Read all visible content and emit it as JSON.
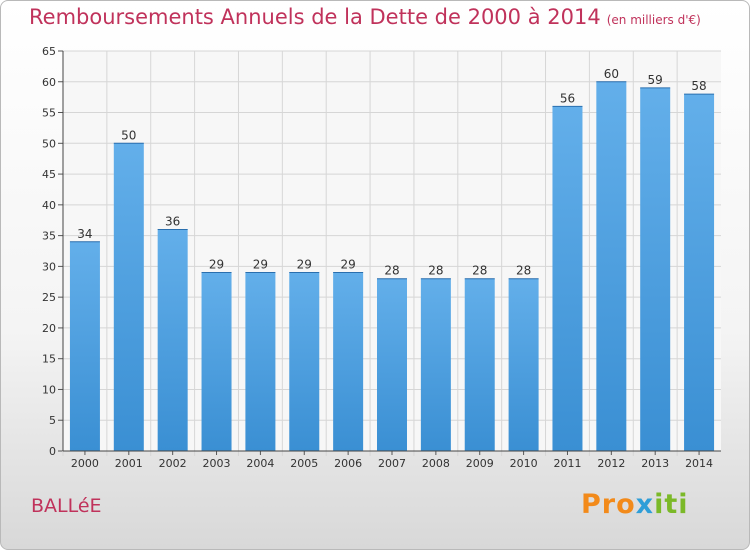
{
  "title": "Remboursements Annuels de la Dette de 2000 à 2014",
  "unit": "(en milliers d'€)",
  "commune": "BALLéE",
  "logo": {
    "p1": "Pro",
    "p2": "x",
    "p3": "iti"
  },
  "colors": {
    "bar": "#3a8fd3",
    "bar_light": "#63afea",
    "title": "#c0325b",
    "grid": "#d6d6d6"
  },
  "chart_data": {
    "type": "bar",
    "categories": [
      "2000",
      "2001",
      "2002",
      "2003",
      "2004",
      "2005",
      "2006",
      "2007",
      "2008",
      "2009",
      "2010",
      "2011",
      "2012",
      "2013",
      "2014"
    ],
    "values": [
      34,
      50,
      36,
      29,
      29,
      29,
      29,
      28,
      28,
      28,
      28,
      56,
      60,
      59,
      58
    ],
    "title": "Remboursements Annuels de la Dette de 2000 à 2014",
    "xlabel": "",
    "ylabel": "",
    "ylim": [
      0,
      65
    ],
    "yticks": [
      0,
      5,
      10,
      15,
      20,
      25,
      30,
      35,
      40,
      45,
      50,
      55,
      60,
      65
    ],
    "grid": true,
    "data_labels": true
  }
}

-*-

__EXERCISE TASK__
Filter the entries down to the lines containing "Annuels". Copy each of those lines.

__OUTPUT OF THE TASK__
  "title": "Remboursements Annuels de la Dette de 2000 à 2014",
    "title": "Remboursements Annuels de la Dette de 2000 à 2014",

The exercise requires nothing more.